▶ [TASK REQUIREMENTS]: Locate the word "source" in the data below, then copy every line that holds it.

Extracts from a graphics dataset
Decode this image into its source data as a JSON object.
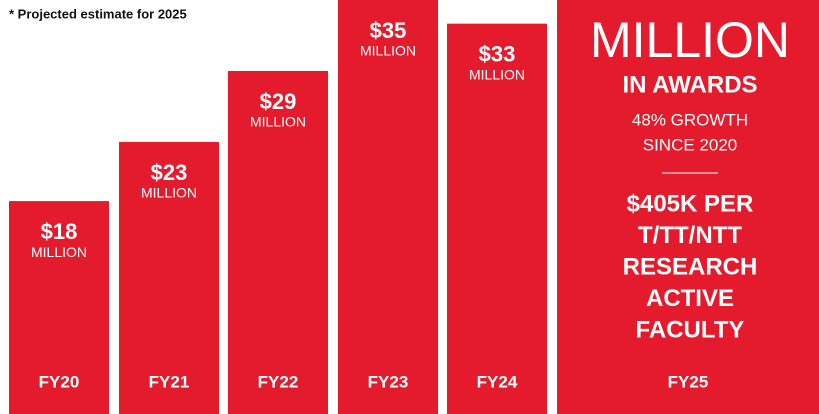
{
  "chart_data": {
    "type": "bar",
    "note": "* Projected estimate for 2025",
    "categories": [
      "FY20",
      "FY21",
      "FY22",
      "FY23",
      "FY24",
      "FY25"
    ],
    "values": [
      18,
      23,
      29,
      35,
      33,
      null
    ],
    "value_labels": [
      "$18",
      "$23",
      "$29",
      "$35",
      "$33",
      null
    ],
    "unit_label": "MILLION",
    "color": "#e31b2d",
    "ylim": [
      0,
      35
    ],
    "highlight": {
      "unit": "MILLION",
      "subtitle": "IN AWARDS",
      "growth": [
        "48% GROWTH",
        "SINCE 2020"
      ],
      "stat": [
        "$405K PER",
        "T/TT/NTT",
        "RESEARCH",
        "ACTIVE",
        "FACULTY"
      ]
    }
  }
}
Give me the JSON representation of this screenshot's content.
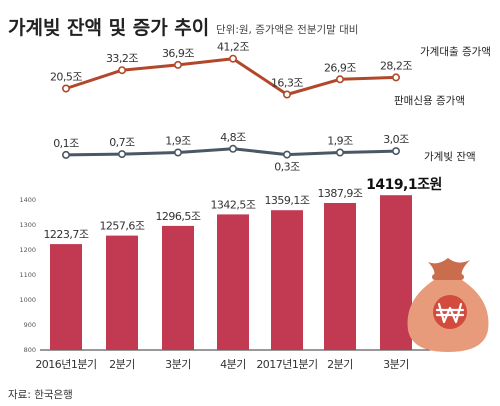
{
  "header": {
    "title": "가계빚 잔액 및 증가 추이",
    "unit_note": "단위:원, 증가액은 전분기말 대비"
  },
  "source": "자료: 한국은행",
  "colors": {
    "bar": "#c23a52",
    "loan_line": "#b2472a",
    "credit_line": "#4a5764",
    "marker_fill": "#ffffff",
    "bag": "#e89b7b",
    "bag_dark": "#c96d4d",
    "won_badge": "#d24b3d"
  },
  "icon": "money-bag-won-icon",
  "chart_data": [
    {
      "type": "line",
      "x": [
        "2016년1분기",
        "2분기",
        "3분기",
        "4분기",
        "2017년1분기",
        "2분기",
        "3분기"
      ],
      "series": [
        {
          "name": "가계대출 증가액",
          "values": [
            20.5,
            33.2,
            36.9,
            41.2,
            16.3,
            26.9,
            28.2
          ],
          "labels": [
            "20,5조",
            "33,2조",
            "36,9조",
            "41,2조",
            "16,3조",
            "26,9조",
            "28,2조"
          ]
        },
        {
          "name": "판매신용 증가액",
          "values": [
            0.1,
            0.7,
            1.9,
            4.8,
            0.3,
            1.9,
            3.0
          ],
          "labels": [
            "0,1조",
            "0,7조",
            "1,9조",
            "4,8조",
            "0,3조",
            "1,9조",
            "3,0조"
          ]
        }
      ]
    },
    {
      "type": "bar",
      "categories": [
        "2016년1분기",
        "2분기",
        "3분기",
        "4분기",
        "2017년1분기",
        "2분기",
        "3분기"
      ],
      "series": [
        {
          "name": "가계빚 잔액",
          "values": [
            1223.7,
            1257.6,
            1296.5,
            1342.5,
            1359.1,
            1387.9,
            1419.1
          ],
          "labels": [
            "1223,7조",
            "1257,6조",
            "1296,5조",
            "1342,5조",
            "1359,1조",
            "1387,9조",
            "1419,1조원"
          ]
        }
      ],
      "ylim": [
        800,
        1400
      ],
      "yticks": [
        800,
        900,
        1000,
        1100,
        1200,
        1300,
        1400
      ]
    }
  ]
}
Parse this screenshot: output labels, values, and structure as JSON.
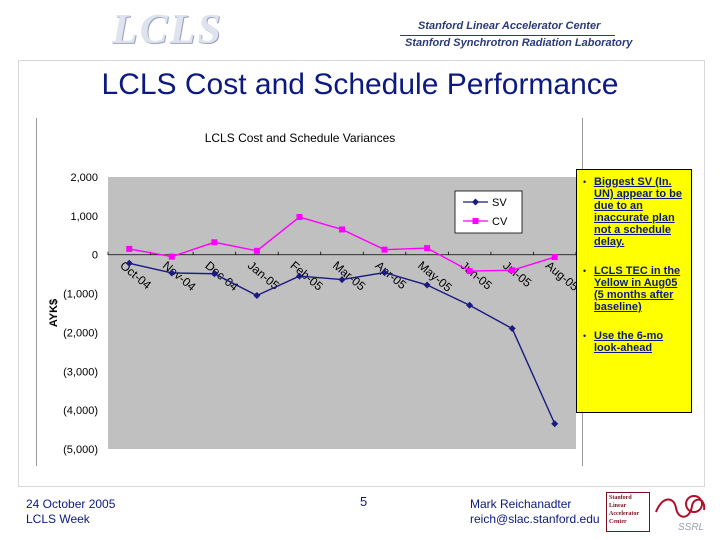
{
  "header": {
    "logo_text": "LCLS",
    "line1": "Stanford Linear Accelerator Center",
    "line2": "Stanford Synchrotron Radiation Laboratory"
  },
  "slide": {
    "title": "LCLS Cost and Schedule Performance"
  },
  "chart_data": {
    "type": "line",
    "title": "LCLS Cost and Schedule Variances",
    "ylabel": "AYK$",
    "xlabel": "",
    "ylim": [
      -5000,
      2000
    ],
    "yticks": [
      2000,
      1000,
      0,
      -1000,
      -2000,
      -3000,
      -4000,
      -5000
    ],
    "ytick_labels": [
      "2,000",
      "1,000",
      "0",
      "(1,000)",
      "(2,000)",
      "(3,000)",
      "(4,000)",
      "(5,000)"
    ],
    "categories": [
      "Oct-04",
      "Nov-04",
      "Dec-04",
      "Jan-05",
      "Feb-05",
      "Mar-05",
      "Apr-05",
      "May-05",
      "Jun-05",
      "Jul-05",
      "Aug-05"
    ],
    "series": [
      {
        "name": "SV",
        "color": "#1a1a80",
        "marker": "diamond",
        "values": [
          -220,
          -470,
          -490,
          -1050,
          -550,
          -640,
          -460,
          -780,
          -1300,
          -1900,
          -4350
        ]
      },
      {
        "name": "CV",
        "color": "#ff00ff",
        "marker": "square",
        "values": [
          150,
          -50,
          320,
          100,
          970,
          650,
          130,
          170,
          -420,
          -400,
          -60
        ]
      }
    ],
    "legend": "top-right",
    "grid": false,
    "plot_background": "#c0c0c0"
  },
  "notes": [
    "Biggest SV (In. UN) appear to be due to an inaccurate plan not a schedule delay.",
    "LCLS TEC in the Yellow in Aug05 (5 months after baseline)",
    "Use the 6-mo look-ahead"
  ],
  "footer": {
    "date": "24 October 2005",
    "event": "LCLS Week",
    "page": "5",
    "author": "Mark Reichanadter",
    "email": "reich@slac.stanford.edu"
  },
  "logos": {
    "lab_lines": [
      "Stanford",
      "Linear",
      "Accelerator",
      "Center"
    ],
    "ssrl_text": "SSRL"
  }
}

▶ [RESULT OF THIS EXERCISE]:
Decode this image into its source data as a JSON object.
  "source": "자료: 한국은행",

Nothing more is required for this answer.